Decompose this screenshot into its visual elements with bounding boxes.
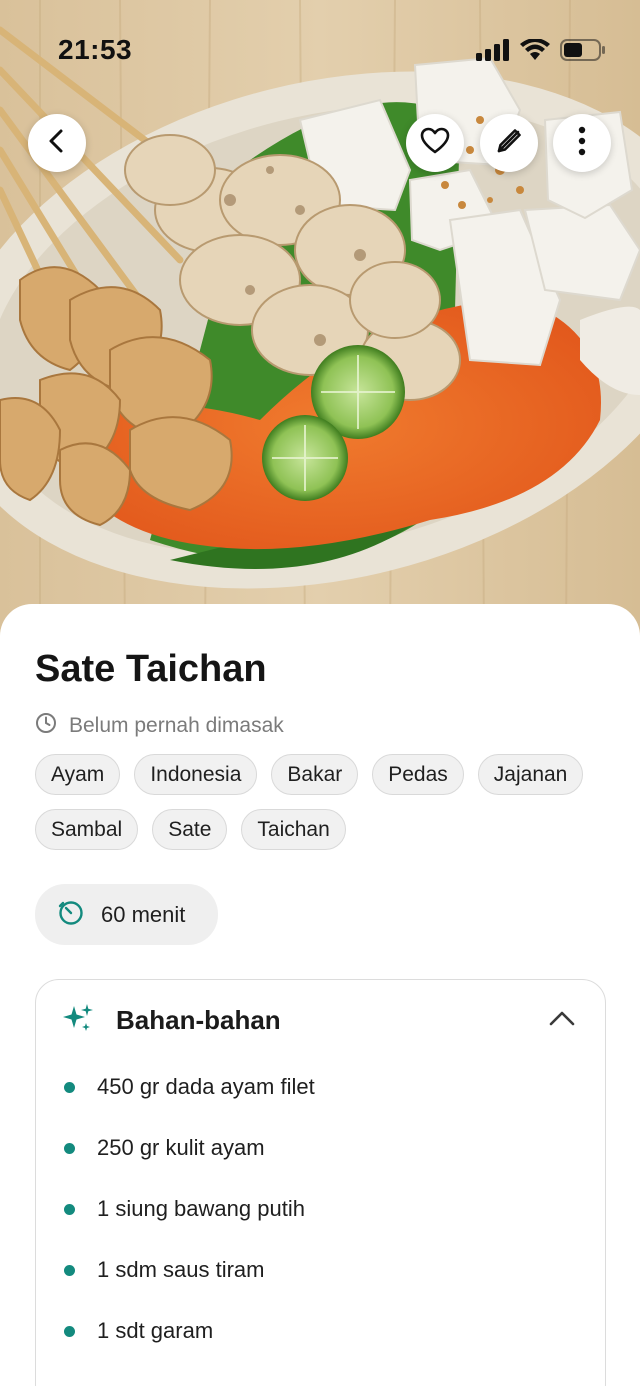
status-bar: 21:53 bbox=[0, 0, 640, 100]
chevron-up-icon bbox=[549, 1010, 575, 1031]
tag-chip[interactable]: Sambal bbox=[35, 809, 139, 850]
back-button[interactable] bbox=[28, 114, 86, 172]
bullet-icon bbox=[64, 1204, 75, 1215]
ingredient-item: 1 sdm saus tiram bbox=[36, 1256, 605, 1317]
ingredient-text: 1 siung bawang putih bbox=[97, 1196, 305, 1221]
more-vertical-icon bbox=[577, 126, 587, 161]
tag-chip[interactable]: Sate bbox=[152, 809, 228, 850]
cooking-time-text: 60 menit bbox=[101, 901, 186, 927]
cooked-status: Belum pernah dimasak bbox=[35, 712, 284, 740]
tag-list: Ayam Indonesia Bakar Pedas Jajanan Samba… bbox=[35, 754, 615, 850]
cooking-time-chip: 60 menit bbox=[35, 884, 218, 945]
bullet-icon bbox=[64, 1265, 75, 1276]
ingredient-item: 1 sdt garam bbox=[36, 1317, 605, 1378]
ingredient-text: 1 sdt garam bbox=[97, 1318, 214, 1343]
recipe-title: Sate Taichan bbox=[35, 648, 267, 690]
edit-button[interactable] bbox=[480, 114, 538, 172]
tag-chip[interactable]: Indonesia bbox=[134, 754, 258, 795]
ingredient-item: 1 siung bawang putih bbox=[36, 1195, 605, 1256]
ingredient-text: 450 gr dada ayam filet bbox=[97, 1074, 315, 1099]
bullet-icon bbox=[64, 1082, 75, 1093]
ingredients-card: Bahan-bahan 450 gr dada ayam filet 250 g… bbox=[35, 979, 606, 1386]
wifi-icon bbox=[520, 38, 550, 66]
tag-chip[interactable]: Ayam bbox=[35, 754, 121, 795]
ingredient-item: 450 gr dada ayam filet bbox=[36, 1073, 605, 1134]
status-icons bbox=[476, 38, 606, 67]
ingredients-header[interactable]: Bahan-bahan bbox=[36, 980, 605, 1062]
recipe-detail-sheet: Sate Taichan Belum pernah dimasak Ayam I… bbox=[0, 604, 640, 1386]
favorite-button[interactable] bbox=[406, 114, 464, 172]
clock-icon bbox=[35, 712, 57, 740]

================

### Written instruction:
Echo back everything from the line containing "status-bar: 21:53 bbox=[0, 0, 640, 100]" down to the line containing "tag-chip[interactable]: Sate bbox=[152, 809, 228, 850]", with both of those lines included.

### Task result:
status-bar: 21:53 bbox=[0, 0, 640, 100]
chevron-up-icon bbox=[549, 1010, 575, 1031]
tag-chip[interactable]: Sambal bbox=[35, 809, 139, 850]
back-button[interactable] bbox=[28, 114, 86, 172]
bullet-icon bbox=[64, 1204, 75, 1215]
ingredient-item: 1 sdm saus tiram bbox=[36, 1256, 605, 1317]
ingredient-text: 1 siung bawang putih bbox=[97, 1196, 305, 1221]
more-vertical-icon bbox=[577, 126, 587, 161]
tag-chip[interactable]: Sate bbox=[152, 809, 228, 850]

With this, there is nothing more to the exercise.